EXTRACTED DATA

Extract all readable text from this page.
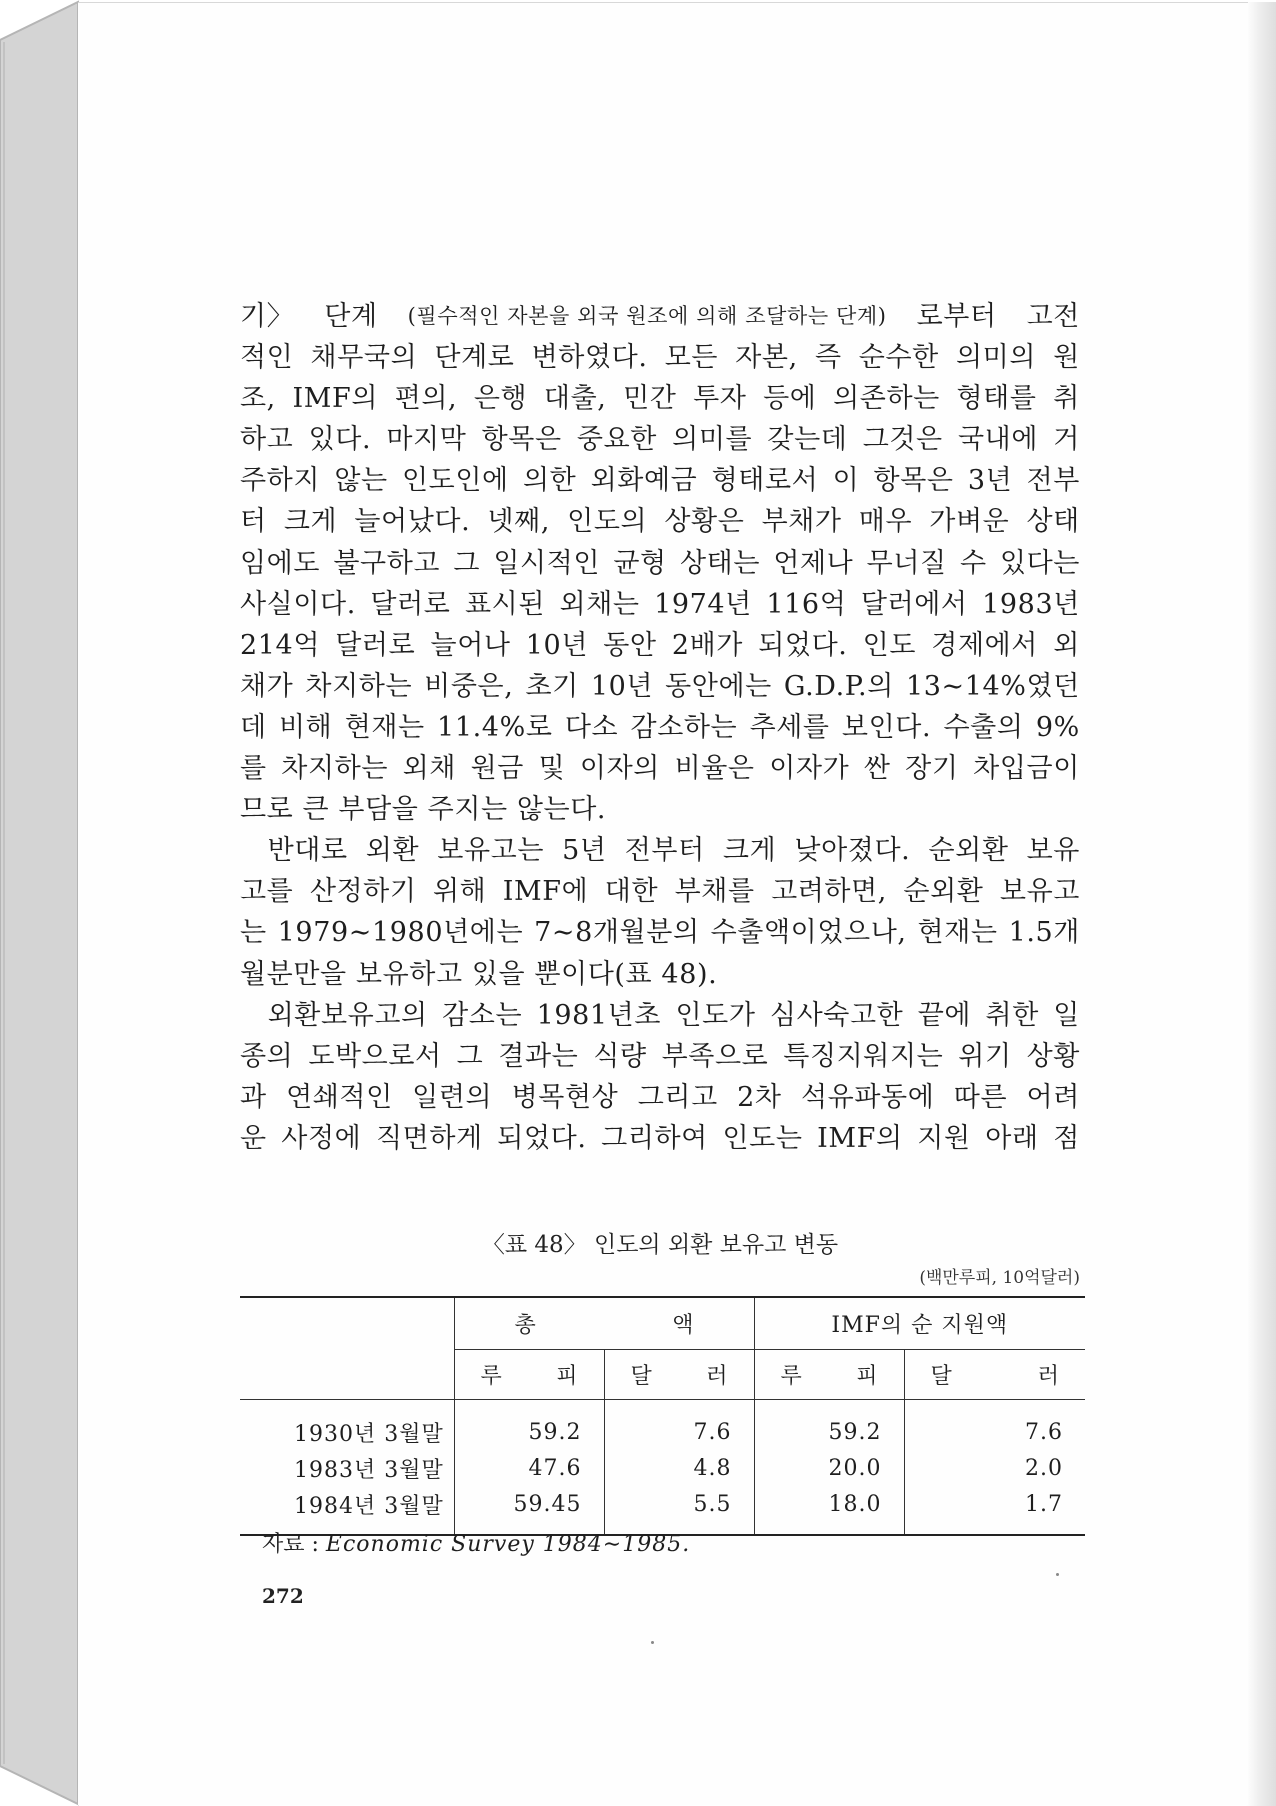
기〉 단계 (필수적인 자본을 외국 원조에 의해 조달하는 단계) 로부터 고전
적인 채무국의 단계로 변하였다. 모든 자본, 즉 순수한 의미의 원
조, IMF의 편의, 은행 대출, 민간 투자 등에 의존하는 형태를 취
하고 있다. 마지막 항목은 중요한 의미를 갖는데 그것은 국내에 거
주하지 않는 인도인에 의한 외화예금 형태로서 이 항목은 3년 전부
터 크게 늘어났다. 넷째, 인도의 상황은 부채가 매우 가벼운 상태
임에도 불구하고 그 일시적인 균형 상태는 언제나 무너질 수 있다는
사실이다. 달러로 표시된 외채는 1974년 116억 달러에서 1983년
214억 달러로 늘어나 10년 동안 2배가 되었다. 인도 경제에서 외
채가 차지하는 비중은, 초기 10년 동안에는 G.D.P.의 13∼14%였던
데 비해 현재는 11.4%로 다소 감소하는 추세를 보인다. 수출의 9%
를 차지하는 외채 원금 및 이자의 비율은 이자가 싼 장기 차입금이
므로 큰 부담을 주지는 않는다.
　반대로 외환 보유고는 5년 전부터 크게 낮아졌다. 순외환 보유
고를 산정하기 위해 IMF에 대한 부채를 고려하면, 순외환 보유고
는 1979∼1980년에는 7∼8개월분의 수출액이었으나, 현재는 1.5개
월분만을 보유하고 있을 뿐이다(표 48).
　외환보유고의 감소는 1981년초 인도가 심사숙고한 끝에 취한 일
종의 도박으로서 그 결과는 식량 부족으로 특징지워지는 위기 상황
과 연쇄적인 일련의 병목현상 그리고 2차 석유파동에 따른 어려
운 사정에 직면하게 되었다. 그리하여 인도는 IMF의 지원 아래 점
〈표 48〉 인도의 외환 보유고 변동
(백만루피, 10억달러)

	총 액		IMF의 순 지원액	

	루 피	달 러	루 피	달 러

1930년 3월말	59.2	7.6	59.2	7.6
1983년 3월말	47.6	4.8	20.0	2.0
1984년 3월말	59.45	5.5	18.0	1.7
자료 : Economic Survey 1984∼1985.
272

WHAT IS EXPECTED
Using the data above, print every line exactly, omitting pictures.

WRITTEN ANSWER
Extract all readable text from this page.
기〉 단계 (필수적인 자본을 외국 원조에 의해 조달하는 단계) 로부터 고전
적인 채무국의 단계로 변하였다. 모든 자본, 즉 순수한 의미의 원
조, IMF의 편의, 은행 대출, 민간 투자 등에 의존하는 형태를 취
하고 있다. 마지막 항목은 중요한 의미를 갖는데 그것은 국내에 거
주하지 않는 인도인에 의한 외화예금 형태로서 이 항목은 3년 전부
터 크게 늘어났다. 넷째, 인도의 상황은 부채가 매우 가벼운 상태
임에도 불구하고 그 일시적인 균형 상태는 언제나 무너질 수 있다는
사실이다. 달러로 표시된 외채는 1974년 116억 달러에서 1983년
214억 달러로 늘어나 10년 동안 2배가 되었다. 인도 경제에서 외
채가 차지하는 비중은, 초기 10년 동안에는 G.D.P.의 13∼14%였던
데 비해 현재는 11.4%로 다소 감소하는 추세를 보인다. 수출의 9%
를 차지하는 외채 원금 및 이자의 비율은 이자가 싼 장기 차입금이
므로 큰 부담을 주지는 않는다.
　반대로 외환 보유고는 5년 전부터 크게 낮아졌다. 순외환 보유
고를 산정하기 위해 IMF에 대한 부채를 고려하면, 순외환 보유고
는 1979∼1980년에는 7∼8개월분의 수출액이었으나, 현재는 1.5개
월분만을 보유하고 있을 뿐이다(표 48).
　외환보유고의 감소는 1981년초 인도가 심사숙고한 끝에 취한 일
종의 도박으로서 그 결과는 식량 부족으로 특징지워지는 위기 상황
과 연쇄적인 일련의 병목현상 그리고 2차 석유파동에 따른 어려
운 사정에 직면하게 되었다. 그리하여 인도는 IMF의 지원 아래 점
〈표 48〉 인도의 외환 보유고 변동
(백만루피, 10억달러)

	총 액		IMF의 순 지원액	

	루 피	달 러	루 피	달 러

1930년 3월말	59.2	7.6	59.2	7.6
1983년 3월말	47.6	4.8	20.0	2.0
1984년 3월말	59.45	5.5	18.0	1.7
자료 : Economic Survey 1984∼1985.
272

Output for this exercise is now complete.